··· Provided information ···

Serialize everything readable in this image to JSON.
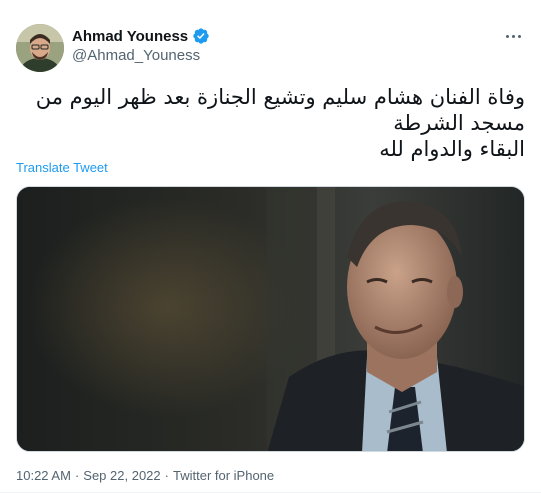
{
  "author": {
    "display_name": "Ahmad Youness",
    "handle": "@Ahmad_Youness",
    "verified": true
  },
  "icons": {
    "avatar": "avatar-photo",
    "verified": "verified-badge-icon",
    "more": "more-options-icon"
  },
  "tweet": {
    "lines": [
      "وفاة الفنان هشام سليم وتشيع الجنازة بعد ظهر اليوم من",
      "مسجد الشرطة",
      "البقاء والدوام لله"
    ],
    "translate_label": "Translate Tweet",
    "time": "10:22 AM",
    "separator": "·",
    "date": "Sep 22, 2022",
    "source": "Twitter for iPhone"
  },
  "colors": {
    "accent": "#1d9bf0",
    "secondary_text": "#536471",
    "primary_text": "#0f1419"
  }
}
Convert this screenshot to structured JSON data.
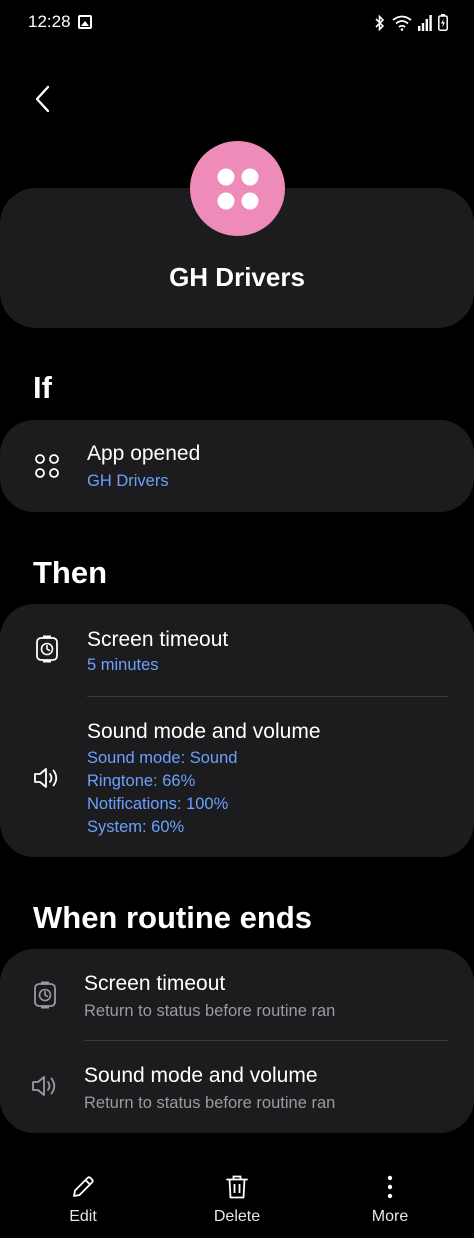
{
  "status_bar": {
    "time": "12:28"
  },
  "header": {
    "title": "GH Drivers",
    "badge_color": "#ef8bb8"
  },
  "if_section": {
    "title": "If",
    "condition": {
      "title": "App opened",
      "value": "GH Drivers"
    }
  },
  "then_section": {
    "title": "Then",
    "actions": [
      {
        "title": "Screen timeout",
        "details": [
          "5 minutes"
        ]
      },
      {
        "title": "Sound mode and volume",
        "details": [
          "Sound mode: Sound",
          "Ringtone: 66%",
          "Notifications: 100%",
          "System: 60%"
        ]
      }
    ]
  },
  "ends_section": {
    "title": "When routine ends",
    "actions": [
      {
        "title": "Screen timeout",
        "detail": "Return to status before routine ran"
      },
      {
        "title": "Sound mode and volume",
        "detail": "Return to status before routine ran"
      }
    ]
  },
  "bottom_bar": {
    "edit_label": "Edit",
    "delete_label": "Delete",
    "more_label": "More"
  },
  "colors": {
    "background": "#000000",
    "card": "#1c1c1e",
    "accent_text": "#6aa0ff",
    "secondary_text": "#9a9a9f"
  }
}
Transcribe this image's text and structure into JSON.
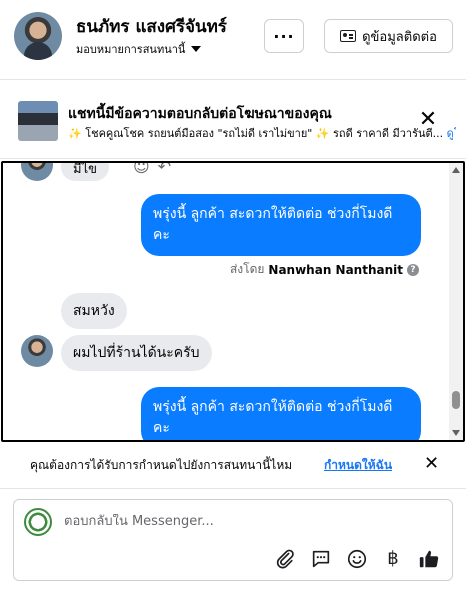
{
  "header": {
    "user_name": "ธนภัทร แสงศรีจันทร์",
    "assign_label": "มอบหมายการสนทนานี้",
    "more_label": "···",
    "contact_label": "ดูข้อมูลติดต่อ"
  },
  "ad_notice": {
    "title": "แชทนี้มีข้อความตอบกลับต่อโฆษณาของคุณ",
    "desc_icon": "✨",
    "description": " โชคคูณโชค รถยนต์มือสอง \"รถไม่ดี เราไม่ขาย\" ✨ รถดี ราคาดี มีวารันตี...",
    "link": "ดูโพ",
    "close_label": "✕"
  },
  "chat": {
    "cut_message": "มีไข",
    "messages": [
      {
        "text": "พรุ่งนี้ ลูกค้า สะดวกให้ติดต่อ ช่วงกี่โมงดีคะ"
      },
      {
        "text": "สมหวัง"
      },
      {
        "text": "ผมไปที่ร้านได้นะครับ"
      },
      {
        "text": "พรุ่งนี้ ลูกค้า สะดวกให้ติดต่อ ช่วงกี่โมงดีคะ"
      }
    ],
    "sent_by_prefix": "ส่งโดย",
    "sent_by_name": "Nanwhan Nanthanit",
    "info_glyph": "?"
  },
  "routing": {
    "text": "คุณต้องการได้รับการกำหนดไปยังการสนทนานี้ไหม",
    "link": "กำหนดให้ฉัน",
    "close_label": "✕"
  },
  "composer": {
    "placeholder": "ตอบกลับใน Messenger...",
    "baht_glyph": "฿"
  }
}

···

**Required task:** Gather every line from the entries above where the word "verified" appears, and copy them.

**Task answer:**
    "verified": true
    "verified": "verified-badge-icon",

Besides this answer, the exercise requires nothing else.